──────── SUPPLIED RECORDS
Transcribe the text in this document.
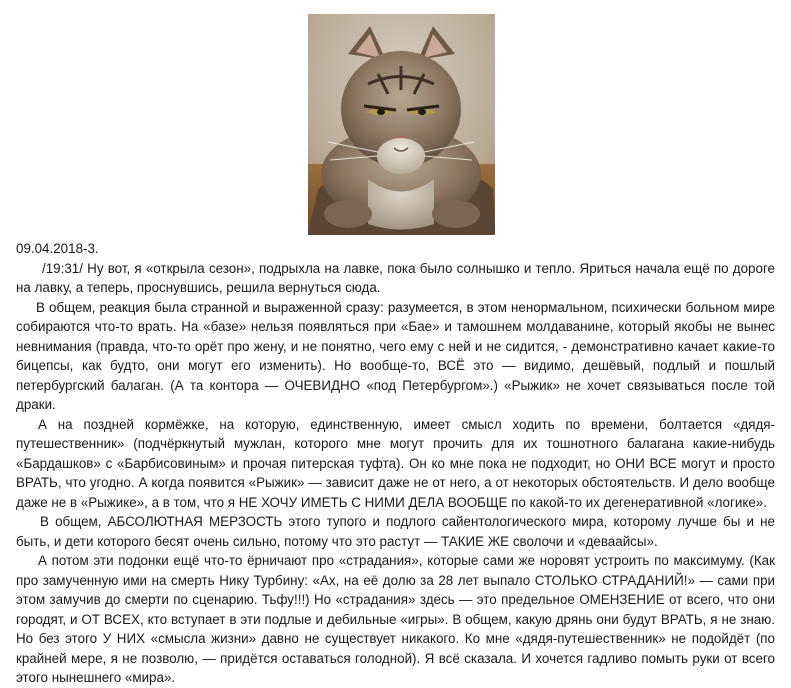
09.04.2018-3.

/19:31/ Ну вот, я «открыла сезон», подрыхла на лавке, пока было солнышко и тепло. Яриться начала ещё по дороге на лавку, а теперь, проснувшись, решила вернуться сюда.

В общем, реакция была странной и выраженной сразу: разумеется, в этом ненормальном, психически больном мире собираются что-то врать. На «базе» нельзя появляться при «Бае» и тамошнем молдаванине, который якобы не вынес невнимания (правда, что-то орёт про жену, и не понятно, чего ему с ней и не сидится, - демонстративно качает какие-то бицепсы, как будто, они могут его изменить). Но вообще-то, ВСЁ это — видимо, дешёвый, подлый и пошлый петербургский балаган. (А та контора — ОЧЕВИДНО «под Петербургом».) «Рыжик» не хочет связываться после той драки.

А на поздней кормёжке, на которую, единственную, имеет смысл ходить по времени, болтается «дядя-путешественник» (подчёркнутый мужлан, которого мне могут прочить для их тошнотного балагана какие-нибудь «Бардашков» с «Барбисовиным» и прочая питерская туфта). Он ко мне пока не подходит, но ОНИ ВСЕ могут и просто ВРАТЬ, что угодно. А когда появится «Рыжик» — зависит даже не от него, а от некоторых обстоятельств. И дело вообще даже не в «Рыжике», а в том, что я НЕ ХОЧУ ИМЕТЬ С НИМИ ДЕЛА ВООБЩЕ по какой-то их дегенеративной «логике».

В общем, АБСОЛЮТНАЯ МЕРЗОСТЬ этого тупого и подлого сайентологического мира, которому лучше бы и не быть, и дети которого бесят очень сильно, потому что это растут — ТАКИЕ ЖЕ сволочи и «деваайсы».

А потом эти подонки ещё что-то ёрничают про «страдания», которые сами же норовят устроить по максимуму. (Как про замученную ими на смерть Нику Турбину: «Ах, на её долю за 28 лет выпало СТОЛЬКО СТРАДАНИЙ!» — сами при этом замучив до смерти по сценарию. Тьфу!!!) Но «страдания» здесь — это предельное ОМЕНЗЕНИЕ от всего, что они городят, и ОТ ВСЕХ, кто вступает в эти подлые и дебильные «игры». В общем, какую дрянь они будут ВРАТЬ, я не знаю. Но без этого У НИХ «смысла жизни» давно не существует никакого. Ко мне «дядя-путешественник» не подойдёт (по крайней мере, я не позволю, — придётся оставаться голодной). Я всё сказала. И хочется гадливо помыть руки от всего этого нынешнего «мира».
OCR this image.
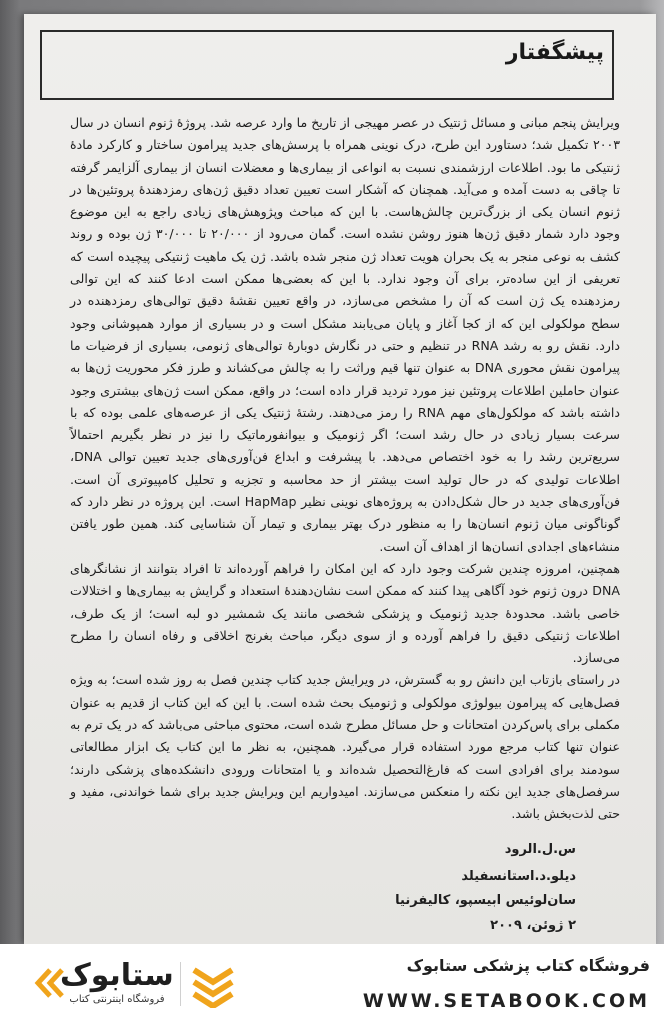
پیشگفتار

ویرایش پنجم مبانی و مسائل ژنتیک در عصر مهیجی از تاریخ ما وارد عرصه شد. پروژهٔ ژنوم انسان در سال ۲۰۰۳ تکمیل شد؛ دستاورد این طرح، درک نوینی همراه با پرسش‌های جدید پیرامون ساختار و کارکرد مادهٔ ژنتیکی ما بود. اطلاعات ارزشمندی نسبت به انواعی از بیماری‌ها و معضلات انسان از بیماری آلزایمر گرفته تا چاقی به دست آمده و می‌آید. همچنان که آشکار است تعیین تعداد دقیق ژن‌های رمزدهندهٔ پروتئین‌ها در ژنوم انسان یکی از بزرگ‌ترین چالش‌هاست. با این که مباحث وپژوهش‌های زیادی راجع به این موضوع وجود دارد شمار دقیق ژن‌ها هنوز روشن نشده است. گمان می‌رود از ۲۰/۰۰۰ تا ۳۰/۰۰۰ ژن بوده و روند کشف به نوعی منجر به یک بحران هویت تعداد ژن منجر شده باشد. ژن یک ماهیت ژنتیکی پیچیده است که تعریفی از این ساده‌تر، برای آن وجود ندارد. با این که بعضی‌ها ممکن است ادعا کنند که این توالی رمزدهنده یک ژن است که آن را مشخص می‌سازد، در واقع تعیین نقشهٔ دقیق توالی‌های رمزدهنده در سطح مولکولی این که از کجا آغاز و پایان می‌یابند مشکل است و در بسیاری از موارد همپوشانی وجود دارد. نقش رو به رشد RNA در تنظیم و حتی در نگارش دوبارهٔ توالی‌های ژنومی، بسیاری از فرضیات ما پیرامون نقش محوری DNA به عنوان تنها قیم وراثت را به چالش می‌کشاند و طرز فکر محوریت ژن‌ها به عنوان حاملین اطلاعات پروتئین نیز مورد تردید قرار داده است؛ در واقع، ممکن است ژن‌های بیشتری وجود داشته باشد که مولکول‌های مهم RNA را رمز می‌دهند. رشتهٔ ژنتیک یکی از عرصه‌های علمی بوده که با سرعت بسیار زیادی در حال رشد است؛ اگر ژنومیک و بیوانفورماتیک را نیز در نظر بگیریم احتمالاً سریع‌ترین رشد را به خود اختصاص می‌دهد. با پیشرفت و ابداع فن‌آوری‌های جدید تعیین توالی DNA، اطلاعات تولیدی که در حال تولید است بیشتر از حد محاسبه و تجزیه و تحلیل کامپیوتری آن است. فن‌آوری‌های جدید در حال شکل‌دادن به پروژه‌های نوینی نظیر HapMap است. این پروژه در نظر دارد که گوناگونی میان ژنوم انسان‌ها را به منظور درک بهتر بیماری و تیمار آن شناسایی کند. همین طور یافتن منشاءهای اجدادی انسان‌ها از اهداف آن است.

همچنین، امروزه چندین شرکت وجود دارد که این امکان را فراهم آورده‌اند تا افراد بتوانند از نشانگرهای DNA درون ژنوم خود آگاهی پیدا کنند که ممکن است نشان‌دهندهٔ استعداد و گرایش به بیماری‌ها و اختلالات خاصی باشد. محدودهٔ جدید ژنومیک و پزشکی شخصی مانند یک شمشیر دو لبه است؛ از یک طرف، اطلاعات ژنتیکی دقیق را فراهم آورده و از سوی دیگر، مباحث بغرنج اخلاقی و رفاه انسان را مطرح می‌سازد.

در راستای بازتاب این دانش رو به گسترش، در ویرایش جدید کتاب چندین فصل به روز شده است؛ به ویژه فصل‌هایی که پیرامون بیولوژی مولکولی و ژنومیک بحث شده است. با این که این کتاب از قدیم به عنوان مکملی برای پاس‌کردن امتحانات و حل مسائل مطرح شده است، محتوی مباحثی می‌باشد که در یک ترم به عنوان تنها کتاب مرجع مورد استفاده قرار می‌گیرد. همچنین، به نظر ما این کتاب یک ابزار مطالعاتی سودمند برای افرادی است که فارغ‌التحصیل شده‌اند و یا امتحانات ورودی دانشکده‌های پزشکی دارند؛ سرفصل‌های جدید این نکته را منعکس می‌سازند. امیدواریم این ویرایش جدید برای شما خواندنی، مفید و حتی لذت‌بخش باشد.

س.ل.الرود
دیلو.د.استانسفیلد
سان‌لوئیس ابیسپو، کالیفرنیا
۲ ژوئن، ۲۰۰۹
ستابوک
فروشگاه اینترنتی کتاب
فروشگاه کتاب پزشکی ستابوک
WWW.SETABOOK.COM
────────────────
● **WHAT IS EXPECTED**: Repeat the data in full and exactly. Omit pictures.

● **THE RESPONSE**:
Transcribe the text in this document.
09.04.2018-3.

/19:31/ Ну вот, я «открыла сезон», подрыхла на лавке, пока было солнышко и тепло. Яриться начала ещё по дороге на лавку, а теперь, проснувшись, решила вернуться сюда.

В общем, реакция была странной и выраженной сразу: разумеется, в этом ненормальном, психически больном мире собираются что-то врать. На «базе» нельзя появляться при «Бае» и тамошнем молдаванине, который якобы не вынес невнимания (правда, что-то орёт про жену, и не понятно, чего ему с ней и не сидится, - демонстративно качает какие-то бицепсы, как будто, они могут его изменить). Но вообще-то, ВСЁ это — видимо, дешёвый, подлый и пошлый петербургский балаган. (А та контора — ОЧЕВИДНО «под Петербургом».) «Рыжик» не хочет связываться после той драки.

А на поздней кормёжке, на которую, единственную, имеет смысл ходить по времени, болтается «дядя-путешественник» (подчёркнутый мужлан, которого мне могут прочить для их тошнотного балагана какие-нибудь «Бардашков» с «Барбисовиным» и прочая питерская туфта). Он ко мне пока не подходит, но ОНИ ВСЕ могут и просто ВРАТЬ, что угодно. А когда появится «Рыжик» — зависит даже не от него, а от некоторых обстоятельств. И дело вообще даже не в «Рыжике», а в том, что я НЕ ХОЧУ ИМЕТЬ С НИМИ ДЕЛА ВООБЩЕ по какой-то их дегенеративной «логике».

В общем, АБСОЛЮТНАЯ МЕРЗОСТЬ этого тупого и подлого сайентологического мира, которому лучше бы и не быть, и дети которого бесят очень сильно, потому что это растут — ТАКИЕ ЖЕ сволочи и «деваайсы».

А потом эти подонки ещё что-то ёрничают про «страдания», которые сами же норовят устроить по максимуму. (Как про замученную ими на смерть Нику Турбину: «Ах, на её долю за 28 лет выпало СТОЛЬКО СТРАДАНИЙ!» — сами при этом замучив до смерти по сценарию. Тьфу!!!) Но «страдания» здесь — это предельное ОМЕНЗЕНИЕ от всего, что они городят, и ОТ ВСЕХ, кто вступает в эти подлые и дебильные «игры». В общем, какую дрянь они будут ВРАТЬ, я не знаю. Но без этого У НИХ «смысла жизни» давно не существует никакого. Ко мне «дядя-путешественник» не подойдёт (по крайней мере, я не позволю, — придётся оставаться голодной). Я всё сказала. И хочется гадливо помыть руки от всего этого нынешнего «мира».
OCR this image.
پیشگفتار

ویرایش پنجم مبانی و مسائل ژنتیک در عصر مهیجی از تاریخ ما وارد عرصه شد. پروژهٔ ژنوم انسان در سال ۲۰۰۳ تکمیل شد؛ دستاورد این طرح، درک نوینی همراه با پرسش‌های جدید پیرامون ساختار و کارکرد مادهٔ ژنتیکی ما بود. اطلاعات ارزشمندی نسبت به انواعی از بیماری‌ها و معضلات انسان از بیماری آلزایمر گرفته تا چاقی به دست آمده و می‌آید. همچنان که آشکار است تعیین تعداد دقیق ژن‌های رمزدهندهٔ پروتئین‌ها در ژنوم انسان یکی از بزرگ‌ترین چالش‌هاست. با این که مباحث وپژوهش‌های زیادی راجع به این موضوع وجود دارد شمار دقیق ژن‌ها هنوز روشن نشده است. گمان می‌رود از ۲۰/۰۰۰ تا ۳۰/۰۰۰ ژن بوده و روند کشف به نوعی منجر به یک بحران هویت تعداد ژن منجر شده باشد. ژن یک ماهیت ژنتیکی پیچیده است که تعریفی از این ساده‌تر، برای آن وجود ندارد. با این که بعضی‌ها ممکن است ادعا کنند که این توالی رمزدهنده یک ژن است که آن را مشخص می‌سازد، در واقع تعیین نقشهٔ دقیق توالی‌های رمزدهنده در سطح مولکولی این که از کجا آغاز و پایان می‌یابند مشکل است و در بسیاری از موارد همپوشانی وجود دارد. نقش رو به رشد RNA در تنظیم و حتی در نگارش دوبارهٔ توالی‌های ژنومی، بسیاری از فرضیات ما پیرامون نقش محوری DNA به عنوان تنها قیم وراثت را به چالش می‌کشاند و طرز فکر محوریت ژن‌ها به عنوان حاملین اطلاعات پروتئین نیز مورد تردید قرار داده است؛ در واقع، ممکن است ژن‌های بیشتری وجود داشته باشد که مولکول‌های مهم RNA را رمز می‌دهند. رشتهٔ ژنتیک یکی از عرصه‌های علمی بوده که با سرعت بسیار زیادی در حال رشد است؛ اگر ژنومیک و بیوانفورماتیک را نیز در نظر بگیریم احتمالاً سریع‌ترین رشد را به خود اختصاص می‌دهد. با پیشرفت و ابداع فن‌آوری‌های جدید تعیین توالی DNA، اطلاعات تولیدی که در حال تولید است بیشتر از حد محاسبه و تجزیه و تحلیل کامپیوتری آن است. فن‌آوری‌های جدید در حال شکل‌دادن به پروژه‌های نوینی نظیر HapMap است. این پروژه در نظر دارد که گوناگونی میان ژنوم انسان‌ها را به منظور درک بهتر بیماری و تیمار آن شناسایی کند. همین طور یافتن منشاءهای اجدادی انسان‌ها از اهداف آن است.

همچنین، امروزه چندین شرکت وجود دارد که این امکان را فراهم آورده‌اند تا افراد بتوانند از نشانگرهای DNA درون ژنوم خود آگاهی پیدا کنند که ممکن است نشان‌دهندهٔ استعداد و گرایش به بیماری‌ها و اختلالات خاصی باشد. محدودهٔ جدید ژنومیک و پزشکی شخصی مانند یک شمشیر دو لبه است؛ از یک طرف، اطلاعات ژنتیکی دقیق را فراهم آورده و از سوی دیگر، مباحث بغرنج اخلاقی و رفاه انسان را مطرح می‌سازد.

در راستای بازتاب این دانش رو به گسترش، در ویرایش جدید کتاب چندین فصل به روز شده است؛ به ویژه فصل‌هایی که پیرامون بیولوژی مولکولی و ژنومیک بحث شده است. با این که این کتاب از قدیم به عنوان مکملی برای پاس‌کردن امتحانات و حل مسائل مطرح شده است، محتوی مباحثی می‌باشد که در یک ترم به عنوان تنها کتاب مرجع مورد استفاده قرار می‌گیرد. همچنین، به نظر ما این کتاب یک ابزار مطالعاتی سودمند برای افرادی است که فارغ‌التحصیل شده‌اند و یا امتحانات ورودی دانشکده‌های پزشکی دارند؛ سرفصل‌های جدید این نکته را منعکس می‌سازند. امیدواریم این ویرایش جدید برای شما خواندنی، مفید و حتی لذت‌بخش باشد.

س.ل.الرود
دیلو.د.استانسفیلد
سان‌لوئیس ابیسپو، کالیفرنیا
۲ ژوئن، ۲۰۰۹
ستابوک
فروشگاه اینترنتی کتاب
فروشگاه کتاب پزشکی ستابوک
WWW.SETABOOK.COM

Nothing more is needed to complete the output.